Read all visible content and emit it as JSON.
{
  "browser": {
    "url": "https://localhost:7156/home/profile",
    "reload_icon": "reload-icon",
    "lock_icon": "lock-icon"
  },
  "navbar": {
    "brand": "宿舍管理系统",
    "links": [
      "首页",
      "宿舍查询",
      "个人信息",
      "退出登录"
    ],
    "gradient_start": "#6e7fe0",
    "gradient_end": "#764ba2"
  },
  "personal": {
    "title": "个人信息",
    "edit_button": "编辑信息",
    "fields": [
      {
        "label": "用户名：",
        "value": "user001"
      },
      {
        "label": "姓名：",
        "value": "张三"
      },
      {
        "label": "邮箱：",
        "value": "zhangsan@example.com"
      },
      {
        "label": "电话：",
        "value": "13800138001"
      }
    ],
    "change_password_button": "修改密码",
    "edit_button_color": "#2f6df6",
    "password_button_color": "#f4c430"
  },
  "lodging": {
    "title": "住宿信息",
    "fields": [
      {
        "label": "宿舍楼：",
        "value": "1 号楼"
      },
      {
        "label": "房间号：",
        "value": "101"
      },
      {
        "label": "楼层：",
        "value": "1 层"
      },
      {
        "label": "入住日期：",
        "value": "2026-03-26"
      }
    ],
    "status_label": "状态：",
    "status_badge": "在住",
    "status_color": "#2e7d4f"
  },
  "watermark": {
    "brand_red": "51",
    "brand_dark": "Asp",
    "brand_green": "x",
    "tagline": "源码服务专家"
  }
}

What the task asks: Output every entry shown above, exactly.

Exercise result:
Read all visible content and emit it as JSON.
{
  "browser": {
    "url": "https://localhost:7156/home/profile",
    "reload_icon": "reload-icon",
    "lock_icon": "lock-icon"
  },
  "navbar": {
    "brand": "宿舍管理系统",
    "links": [
      "首页",
      "宿舍查询",
      "个人信息",
      "退出登录"
    ],
    "gradient_start": "#6e7fe0",
    "gradient_end": "#764ba2"
  },
  "personal": {
    "title": "个人信息",
    "edit_button": "编辑信息",
    "fields": [
      {
        "label": "用户名：",
        "value": "user001"
      },
      {
        "label": "姓名：",
        "value": "张三"
      },
      {
        "label": "邮箱：",
        "value": "zhangsan@example.com"
      },
      {
        "label": "电话：",
        "value": "13800138001"
      }
    ],
    "change_password_button": "修改密码",
    "edit_button_color": "#2f6df6",
    "password_button_color": "#f4c430"
  },
  "lodging": {
    "title": "住宿信息",
    "fields": [
      {
        "label": "宿舍楼：",
        "value": "1 号楼"
      },
      {
        "label": "房间号：",
        "value": "101"
      },
      {
        "label": "楼层：",
        "value": "1 层"
      },
      {
        "label": "入住日期：",
        "value": "2026-03-26"
      }
    ],
    "status_label": "状态：",
    "status_badge": "在住",
    "status_color": "#2e7d4f"
  },
  "watermark": {
    "brand_red": "51",
    "brand_dark": "Asp",
    "brand_green": "x",
    "tagline": "源码服务专家"
  }
}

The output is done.